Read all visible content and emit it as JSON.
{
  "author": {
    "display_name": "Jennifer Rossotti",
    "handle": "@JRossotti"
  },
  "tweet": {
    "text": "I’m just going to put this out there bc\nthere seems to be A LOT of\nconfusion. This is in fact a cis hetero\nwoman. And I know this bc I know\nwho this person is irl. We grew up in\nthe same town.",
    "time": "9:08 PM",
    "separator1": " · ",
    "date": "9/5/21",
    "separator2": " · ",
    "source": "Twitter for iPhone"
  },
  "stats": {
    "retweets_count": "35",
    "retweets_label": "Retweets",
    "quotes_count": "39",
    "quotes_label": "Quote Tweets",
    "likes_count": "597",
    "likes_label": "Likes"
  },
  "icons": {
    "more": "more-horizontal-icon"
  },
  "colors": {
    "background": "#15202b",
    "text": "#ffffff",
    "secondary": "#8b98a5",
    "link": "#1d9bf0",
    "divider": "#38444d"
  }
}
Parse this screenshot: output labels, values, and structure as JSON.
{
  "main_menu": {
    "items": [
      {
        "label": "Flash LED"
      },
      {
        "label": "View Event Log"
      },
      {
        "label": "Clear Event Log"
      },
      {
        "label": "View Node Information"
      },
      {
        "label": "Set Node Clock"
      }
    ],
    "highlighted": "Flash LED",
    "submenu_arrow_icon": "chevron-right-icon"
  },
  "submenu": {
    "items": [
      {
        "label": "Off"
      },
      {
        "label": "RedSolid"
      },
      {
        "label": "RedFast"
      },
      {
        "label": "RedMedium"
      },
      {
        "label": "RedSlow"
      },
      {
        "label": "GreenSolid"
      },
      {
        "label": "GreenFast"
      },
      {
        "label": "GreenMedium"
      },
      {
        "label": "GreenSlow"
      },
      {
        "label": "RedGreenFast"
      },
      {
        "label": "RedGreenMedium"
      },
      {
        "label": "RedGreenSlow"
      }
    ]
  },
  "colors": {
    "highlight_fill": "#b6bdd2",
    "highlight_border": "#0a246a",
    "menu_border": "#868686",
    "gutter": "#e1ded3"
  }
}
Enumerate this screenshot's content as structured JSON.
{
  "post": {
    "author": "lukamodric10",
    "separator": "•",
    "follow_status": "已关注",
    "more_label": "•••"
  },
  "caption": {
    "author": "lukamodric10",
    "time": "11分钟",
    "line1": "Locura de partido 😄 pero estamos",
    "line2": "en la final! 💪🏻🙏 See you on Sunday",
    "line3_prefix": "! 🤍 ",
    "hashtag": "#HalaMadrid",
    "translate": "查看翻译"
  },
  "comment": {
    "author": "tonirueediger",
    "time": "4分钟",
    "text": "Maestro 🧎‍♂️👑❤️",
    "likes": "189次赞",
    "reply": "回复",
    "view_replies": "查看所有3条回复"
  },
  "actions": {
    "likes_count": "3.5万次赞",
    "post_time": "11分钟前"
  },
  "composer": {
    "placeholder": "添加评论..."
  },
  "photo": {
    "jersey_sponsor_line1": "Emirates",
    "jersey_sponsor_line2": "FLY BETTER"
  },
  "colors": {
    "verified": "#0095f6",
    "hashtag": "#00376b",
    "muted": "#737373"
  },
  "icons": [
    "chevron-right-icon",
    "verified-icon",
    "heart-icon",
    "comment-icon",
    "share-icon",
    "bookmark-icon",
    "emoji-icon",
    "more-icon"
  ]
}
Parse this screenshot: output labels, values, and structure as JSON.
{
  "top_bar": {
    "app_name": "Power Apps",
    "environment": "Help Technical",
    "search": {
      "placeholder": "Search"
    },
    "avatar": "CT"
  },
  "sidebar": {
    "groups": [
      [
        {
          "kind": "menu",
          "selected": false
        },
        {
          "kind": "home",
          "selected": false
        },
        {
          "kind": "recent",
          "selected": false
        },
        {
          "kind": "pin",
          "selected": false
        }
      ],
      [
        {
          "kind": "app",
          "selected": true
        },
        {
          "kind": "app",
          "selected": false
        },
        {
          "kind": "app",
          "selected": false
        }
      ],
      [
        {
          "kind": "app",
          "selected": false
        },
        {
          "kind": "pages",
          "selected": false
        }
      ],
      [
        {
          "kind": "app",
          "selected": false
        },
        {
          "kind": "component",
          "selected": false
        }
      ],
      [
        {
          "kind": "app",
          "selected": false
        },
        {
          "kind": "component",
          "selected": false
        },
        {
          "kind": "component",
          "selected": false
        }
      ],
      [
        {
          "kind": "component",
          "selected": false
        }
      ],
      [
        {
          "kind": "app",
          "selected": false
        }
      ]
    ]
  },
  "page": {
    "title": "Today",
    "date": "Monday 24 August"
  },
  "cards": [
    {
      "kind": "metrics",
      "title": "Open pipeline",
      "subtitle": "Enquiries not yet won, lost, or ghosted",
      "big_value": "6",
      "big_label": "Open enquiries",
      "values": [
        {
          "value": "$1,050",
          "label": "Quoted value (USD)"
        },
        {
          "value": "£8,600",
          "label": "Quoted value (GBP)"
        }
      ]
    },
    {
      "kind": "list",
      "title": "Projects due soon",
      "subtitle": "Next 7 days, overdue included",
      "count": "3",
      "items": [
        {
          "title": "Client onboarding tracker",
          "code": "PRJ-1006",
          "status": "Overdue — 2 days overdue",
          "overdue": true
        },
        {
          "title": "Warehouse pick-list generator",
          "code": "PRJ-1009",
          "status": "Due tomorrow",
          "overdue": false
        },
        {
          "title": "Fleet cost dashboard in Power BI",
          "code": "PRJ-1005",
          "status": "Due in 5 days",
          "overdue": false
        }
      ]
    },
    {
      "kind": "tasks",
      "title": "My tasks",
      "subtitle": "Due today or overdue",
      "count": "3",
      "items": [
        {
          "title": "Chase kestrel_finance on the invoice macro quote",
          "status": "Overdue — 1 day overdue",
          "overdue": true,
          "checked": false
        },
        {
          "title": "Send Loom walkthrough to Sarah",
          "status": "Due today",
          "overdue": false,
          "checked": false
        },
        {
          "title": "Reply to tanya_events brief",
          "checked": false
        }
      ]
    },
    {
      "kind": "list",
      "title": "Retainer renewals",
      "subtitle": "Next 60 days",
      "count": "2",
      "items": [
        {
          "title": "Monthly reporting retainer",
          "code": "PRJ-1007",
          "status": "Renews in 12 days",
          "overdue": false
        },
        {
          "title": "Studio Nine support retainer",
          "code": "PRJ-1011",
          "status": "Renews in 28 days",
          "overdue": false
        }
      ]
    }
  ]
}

Exercise aim: Repeat the material above in full, quoting it exactly.

Complete output:
Read all visible content and emit it as JSON.
{
  "author": {
    "display_name": "Jennifer Rossotti",
    "handle": "@JRossotti"
  },
  "tweet": {
    "text": "I’m just going to put this out there bc\nthere seems to be A LOT of\nconfusion. This is in fact a cis hetero\nwoman. And I know this bc I know\nwho this person is irl. We grew up in\nthe same town.",
    "time": "9:08 PM",
    "separator1": " · ",
    "date": "9/5/21",
    "separator2": " · ",
    "source": "Twitter for iPhone"
  },
  "stats": {
    "retweets_count": "35",
    "retweets_label": "Retweets",
    "quotes_count": "39",
    "quotes_label": "Quote Tweets",
    "likes_count": "597",
    "likes_label": "Likes"
  },
  "icons": {
    "more": "more-horizontal-icon"
  },
  "colors": {
    "background": "#15202b",
    "text": "#ffffff",
    "secondary": "#8b98a5",
    "link": "#1d9bf0",
    "divider": "#38444d"
  }
}
Parse this screenshot: output labels, values, and structure as JSON.
{
  "main_menu": {
    "items": [
      {
        "label": "Flash LED"
      },
      {
        "label": "View Event Log"
      },
      {
        "label": "Clear Event Log"
      },
      {
        "label": "View Node Information"
      },
      {
        "label": "Set Node Clock"
      }
    ],
    "highlighted": "Flash LED",
    "submenu_arrow_icon": "chevron-right-icon"
  },
  "submenu": {
    "items": [
      {
        "label": "Off"
      },
      {
        "label": "RedSolid"
      },
      {
        "label": "RedFast"
      },
      {
        "label": "RedMedium"
      },
      {
        "label": "RedSlow"
      },
      {
        "label": "GreenSolid"
      },
      {
        "label": "GreenFast"
      },
      {
        "label": "GreenMedium"
      },
      {
        "label": "GreenSlow"
      },
      {
        "label": "RedGreenFast"
      },
      {
        "label": "RedGreenMedium"
      },
      {
        "label": "RedGreenSlow"
      }
    ]
  },
  "colors": {
    "highlight_fill": "#b6bdd2",
    "highlight_border": "#0a246a",
    "menu_border": "#868686",
    "gutter": "#e1ded3"
  }
}
Enumerate this screenshot's content as structured JSON.
{
  "post": {
    "author": "lukamodric10",
    "separator": "•",
    "follow_status": "已关注",
    "more_label": "•••"
  },
  "caption": {
    "author": "lukamodric10",
    "time": "11分钟",
    "line1": "Locura de partido 😄 pero estamos",
    "line2": "en la final! 💪🏻🙏 See you on Sunday",
    "line3_prefix": "! 🤍 ",
    "hashtag": "#HalaMadrid",
    "translate": "查看翻译"
  },
  "comment": {
    "author": "tonirueediger",
    "time": "4分钟",
    "text": "Maestro 🧎‍♂️👑❤️",
    "likes": "189次赞",
    "reply": "回复",
    "view_replies": "查看所有3条回复"
  },
  "actions": {
    "likes_count": "3.5万次赞",
    "post_time": "11分钟前"
  },
  "composer": {
    "placeholder": "添加评论..."
  },
  "photo": {
    "jersey_sponsor_line1": "Emirates",
    "jersey_sponsor_line2": "FLY BETTER"
  },
  "colors": {
    "verified": "#0095f6",
    "hashtag": "#00376b",
    "muted": "#737373"
  },
  "icons": [
    "chevron-right-icon",
    "verified-icon",
    "heart-icon",
    "comment-icon",
    "share-icon",
    "bookmark-icon",
    "emoji-icon",
    "more-icon"
  ]
}
Parse this screenshot: output labels, values, and structure as JSON.
{
  "top_bar": {
    "app_name": "Power Apps",
    "environment": "Help Technical",
    "search": {
      "placeholder": "Search"
    },
    "avatar": "CT"
  },
  "sidebar": {
    "groups": [
      [
        {
          "kind": "menu",
          "selected": false
        },
        {
          "kind": "home",
          "selected": false
        },
        {
          "kind": "recent",
          "selected": false
        },
        {
          "kind": "pin",
          "selected": false
        }
      ],
      [
        {
          "kind": "app",
          "selected": true
        },
        {
          "kind": "app",
          "selected": false
        },
        {
          "kind": "app",
          "selected": false
        }
      ],
      [
        {
          "kind": "app",
          "selected": false
        },
        {
          "kind": "pages",
          "selected": false
        }
      ],
      [
        {
          "kind": "app",
          "selected": false
        },
        {
          "kind": "component",
          "selected": false
        }
      ],
      [
        {
          "kind": "app",
          "selected": false
        },
        {
          "kind": "component",
          "selected": false
        },
        {
          "kind": "component",
          "selected": false
        }
      ],
      [
        {
          "kind": "component",
          "selected": false
        }
      ],
      [
        {
          "kind": "app",
          "selected": false
        }
      ]
    ]
  },
  "page": {
    "title": "Today",
    "date": "Monday 24 August"
  },
  "cards": [
    {
      "kind": "metrics",
      "title": "Open pipeline",
      "subtitle": "Enquiries not yet won, lost, or ghosted",
      "big_value": "6",
      "big_label": "Open enquiries",
      "values": [
        {
          "value": "$1,050",
          "label": "Quoted value (USD)"
        },
        {
          "value": "£8,600",
          "label": "Quoted value (GBP)"
        }
      ]
    },
    {
      "kind": "list",
      "title": "Projects due soon",
      "subtitle": "Next 7 days, overdue included",
      "count": "3",
      "items": [
        {
          "title": "Client onboarding tracker",
          "code": "PRJ-1006",
          "status": "Overdue — 2 days overdue",
          "overdue": true
        },
        {
          "title": "Warehouse pick-list generator",
          "code": "PRJ-1009",
          "status": "Due tomorrow",
          "overdue": false
        },
        {
          "title": "Fleet cost dashboard in Power BI",
          "code": "PRJ-1005",
          "status": "Due in 5 days",
          "overdue": false
        }
      ]
    },
    {
      "kind": "tasks",
      "title": "My tasks",
      "subtitle": "Due today or overdue",
      "count": "3",
      "items": [
        {
          "title": "Chase kestrel_finance on the invoice macro quote",
          "status": "Overdue — 1 day overdue",
          "overdue": true,
          "checked": false
        },
        {
          "title": "Send Loom walkthrough to Sarah",
          "status": "Due today",
          "overdue": false,
          "checked": false
        },
        {
          "title": "Reply to tanya_events brief",
          "checked": false
        }
      ]
    },
    {
      "kind": "list",
      "title": "Retainer renewals",
      "subtitle": "Next 60 days",
      "count": "2",
      "items": [
        {
          "title": "Monthly reporting retainer",
          "code": "PRJ-1007",
          "status": "Renews in 12 days",
          "overdue": false
        },
        {
          "title": "Studio Nine support retainer",
          "code": "PRJ-1011",
          "status": "Renews in 28 days",
          "overdue": false
        }
      ]
    }
  ]
}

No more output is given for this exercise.